What you are asked to do = Copy out the rows below with every "component" changed to "part" and nothing else altered, leaving out the pictures.

Provided information =
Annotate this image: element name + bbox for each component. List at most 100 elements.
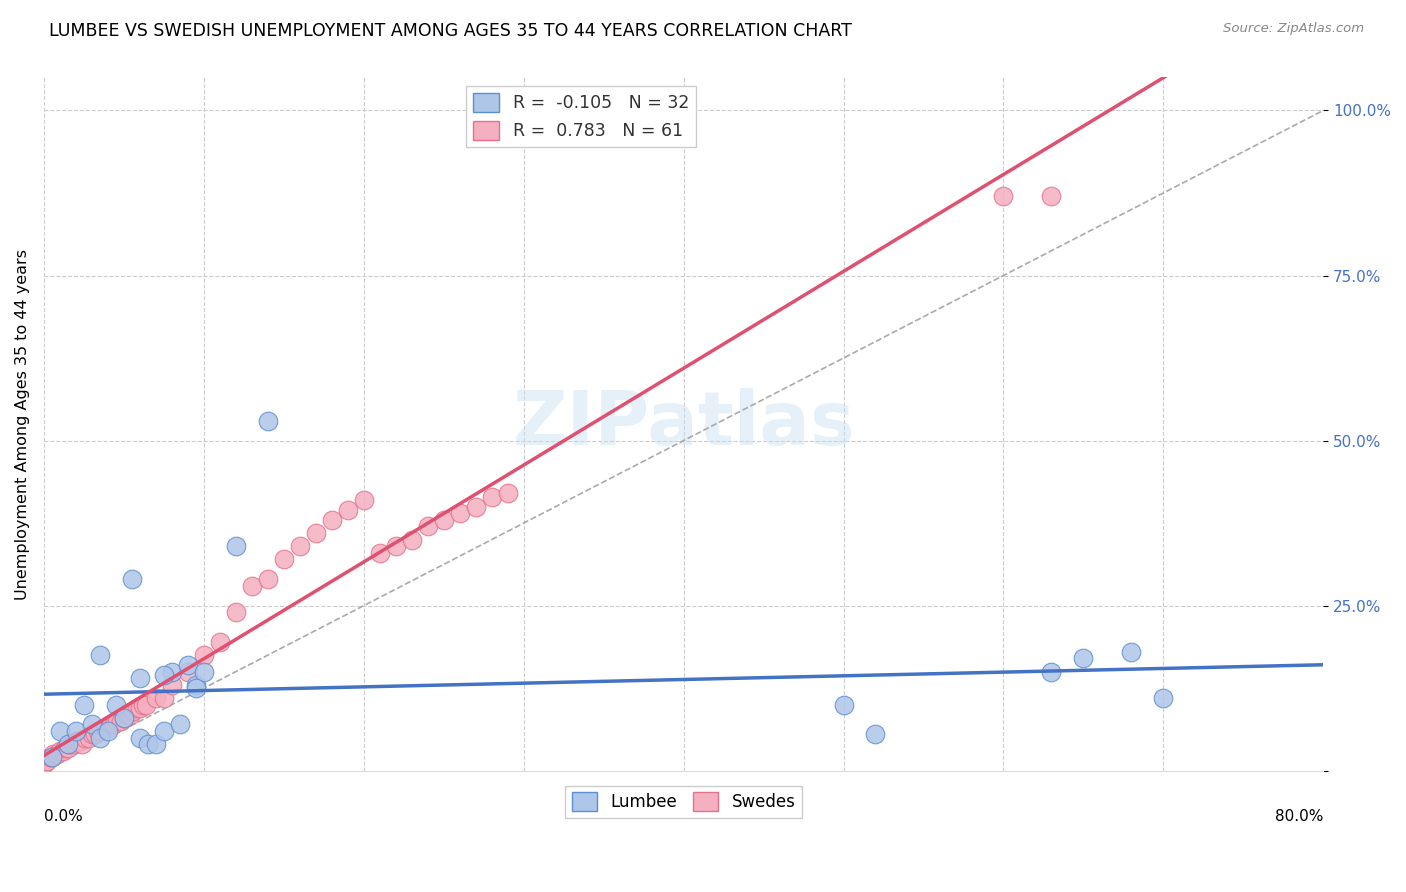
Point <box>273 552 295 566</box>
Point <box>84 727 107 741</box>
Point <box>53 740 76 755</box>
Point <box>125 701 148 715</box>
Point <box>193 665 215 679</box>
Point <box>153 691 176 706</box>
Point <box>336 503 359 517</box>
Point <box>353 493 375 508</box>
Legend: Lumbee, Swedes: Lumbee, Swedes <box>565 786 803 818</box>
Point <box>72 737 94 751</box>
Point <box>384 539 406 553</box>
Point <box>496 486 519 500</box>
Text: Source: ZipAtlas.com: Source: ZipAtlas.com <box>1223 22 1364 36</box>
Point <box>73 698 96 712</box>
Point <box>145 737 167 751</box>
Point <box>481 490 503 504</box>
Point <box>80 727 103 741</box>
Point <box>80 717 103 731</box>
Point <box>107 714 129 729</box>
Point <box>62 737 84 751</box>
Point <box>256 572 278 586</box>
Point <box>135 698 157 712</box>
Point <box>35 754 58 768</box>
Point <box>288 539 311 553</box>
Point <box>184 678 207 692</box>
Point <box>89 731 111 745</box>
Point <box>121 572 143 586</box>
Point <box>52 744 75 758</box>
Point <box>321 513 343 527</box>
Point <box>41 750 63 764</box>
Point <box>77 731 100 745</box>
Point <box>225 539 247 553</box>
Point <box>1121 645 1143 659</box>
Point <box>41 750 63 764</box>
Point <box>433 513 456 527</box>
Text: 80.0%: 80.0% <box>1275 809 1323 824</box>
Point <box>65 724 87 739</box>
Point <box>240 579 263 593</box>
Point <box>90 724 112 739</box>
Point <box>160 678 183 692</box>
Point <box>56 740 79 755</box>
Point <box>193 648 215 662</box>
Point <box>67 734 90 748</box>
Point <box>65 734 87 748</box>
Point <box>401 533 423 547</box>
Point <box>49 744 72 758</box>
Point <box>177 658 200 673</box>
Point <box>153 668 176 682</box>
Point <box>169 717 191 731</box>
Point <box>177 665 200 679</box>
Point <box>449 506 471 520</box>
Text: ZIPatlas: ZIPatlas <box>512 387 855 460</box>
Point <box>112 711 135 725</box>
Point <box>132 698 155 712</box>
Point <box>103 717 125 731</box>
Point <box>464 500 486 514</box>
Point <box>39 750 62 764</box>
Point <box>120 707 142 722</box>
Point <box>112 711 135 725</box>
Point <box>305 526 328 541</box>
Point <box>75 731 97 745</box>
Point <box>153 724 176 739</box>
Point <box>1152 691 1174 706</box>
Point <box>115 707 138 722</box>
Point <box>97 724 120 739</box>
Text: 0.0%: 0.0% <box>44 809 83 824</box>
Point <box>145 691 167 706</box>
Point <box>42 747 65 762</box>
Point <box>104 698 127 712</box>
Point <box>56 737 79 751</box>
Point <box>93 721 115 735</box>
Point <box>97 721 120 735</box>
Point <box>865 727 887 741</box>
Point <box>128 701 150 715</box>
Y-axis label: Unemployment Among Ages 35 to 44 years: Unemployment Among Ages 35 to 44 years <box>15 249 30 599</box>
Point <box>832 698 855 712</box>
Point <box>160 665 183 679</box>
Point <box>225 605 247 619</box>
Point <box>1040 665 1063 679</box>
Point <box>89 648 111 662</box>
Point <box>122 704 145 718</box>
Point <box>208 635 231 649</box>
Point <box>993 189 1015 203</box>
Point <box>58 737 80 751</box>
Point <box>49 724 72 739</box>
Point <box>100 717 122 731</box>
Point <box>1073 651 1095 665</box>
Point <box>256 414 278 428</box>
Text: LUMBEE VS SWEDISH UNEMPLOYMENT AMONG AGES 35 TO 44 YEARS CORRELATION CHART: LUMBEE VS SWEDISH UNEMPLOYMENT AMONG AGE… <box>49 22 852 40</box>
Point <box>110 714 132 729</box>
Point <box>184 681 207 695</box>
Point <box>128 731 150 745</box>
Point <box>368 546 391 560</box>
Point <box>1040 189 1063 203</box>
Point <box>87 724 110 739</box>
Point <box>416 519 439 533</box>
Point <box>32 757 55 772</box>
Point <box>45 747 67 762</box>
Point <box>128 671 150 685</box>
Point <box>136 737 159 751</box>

Result of the task =
Annotate this image: element name + bbox for each part. List at most 100 elements.
Point <box>273 552 295 566</box>
Point <box>84 727 107 741</box>
Point <box>53 740 76 755</box>
Point <box>125 701 148 715</box>
Point <box>193 665 215 679</box>
Point <box>153 691 176 706</box>
Point <box>336 503 359 517</box>
Point <box>353 493 375 508</box>
Legend: Lumbee, Swedes: Lumbee, Swedes <box>565 786 803 818</box>
Point <box>72 737 94 751</box>
Point <box>384 539 406 553</box>
Point <box>496 486 519 500</box>
Text: Source: ZipAtlas.com: Source: ZipAtlas.com <box>1223 22 1364 36</box>
Point <box>73 698 96 712</box>
Point <box>145 737 167 751</box>
Point <box>481 490 503 504</box>
Point <box>80 727 103 741</box>
Point <box>80 717 103 731</box>
Point <box>107 714 129 729</box>
Point <box>62 737 84 751</box>
Point <box>256 572 278 586</box>
Point <box>135 698 157 712</box>
Point <box>35 754 58 768</box>
Point <box>288 539 311 553</box>
Point <box>184 678 207 692</box>
Point <box>89 731 111 745</box>
Point <box>121 572 143 586</box>
Point <box>52 744 75 758</box>
Point <box>321 513 343 527</box>
Point <box>41 750 63 764</box>
Point <box>77 731 100 745</box>
Point <box>225 539 247 553</box>
Point <box>1121 645 1143 659</box>
Point <box>41 750 63 764</box>
Point <box>433 513 456 527</box>
Text: 80.0%: 80.0% <box>1275 809 1323 824</box>
Point <box>65 724 87 739</box>
Point <box>240 579 263 593</box>
Point <box>90 724 112 739</box>
Point <box>160 678 183 692</box>
Point <box>56 740 79 755</box>
Point <box>193 648 215 662</box>
Point <box>67 734 90 748</box>
Point <box>65 734 87 748</box>
Point <box>401 533 423 547</box>
Point <box>49 744 72 758</box>
Point <box>177 658 200 673</box>
Point <box>153 668 176 682</box>
Point <box>169 717 191 731</box>
Point <box>177 665 200 679</box>
Point <box>449 506 471 520</box>
Text: ZIPatlas: ZIPatlas <box>512 387 855 460</box>
Point <box>112 711 135 725</box>
Point <box>132 698 155 712</box>
Point <box>103 717 125 731</box>
Point <box>464 500 486 514</box>
Point <box>39 750 62 764</box>
Point <box>120 707 142 722</box>
Point <box>112 711 135 725</box>
Point <box>305 526 328 541</box>
Point <box>75 731 97 745</box>
Point <box>153 724 176 739</box>
Point <box>1152 691 1174 706</box>
Point <box>115 707 138 722</box>
Point <box>97 724 120 739</box>
Text: 0.0%: 0.0% <box>44 809 83 824</box>
Point <box>145 691 167 706</box>
Point <box>42 747 65 762</box>
Point <box>104 698 127 712</box>
Point <box>56 737 79 751</box>
Point <box>93 721 115 735</box>
Point <box>97 721 120 735</box>
Point <box>865 727 887 741</box>
Point <box>128 701 150 715</box>
Y-axis label: Unemployment Among Ages 35 to 44 years: Unemployment Among Ages 35 to 44 years <box>15 249 30 599</box>
Point <box>832 698 855 712</box>
Point <box>160 665 183 679</box>
Point <box>225 605 247 619</box>
Point <box>1040 665 1063 679</box>
Point <box>89 648 111 662</box>
Point <box>122 704 145 718</box>
Point <box>208 635 231 649</box>
Point <box>993 189 1015 203</box>
Point <box>58 737 80 751</box>
Point <box>49 724 72 739</box>
Point <box>100 717 122 731</box>
Point <box>1073 651 1095 665</box>
Point <box>256 414 278 428</box>
Text: LUMBEE VS SWEDISH UNEMPLOYMENT AMONG AGES 35 TO 44 YEARS CORRELATION CHART: LUMBEE VS SWEDISH UNEMPLOYMENT AMONG AGE… <box>49 22 852 40</box>
Point <box>110 714 132 729</box>
Point <box>184 681 207 695</box>
Point <box>128 731 150 745</box>
Point <box>368 546 391 560</box>
Point <box>1040 189 1063 203</box>
Point <box>87 724 110 739</box>
Point <box>416 519 439 533</box>
Point <box>32 757 55 772</box>
Point <box>45 747 67 762</box>
Point <box>128 671 150 685</box>
Point <box>136 737 159 751</box>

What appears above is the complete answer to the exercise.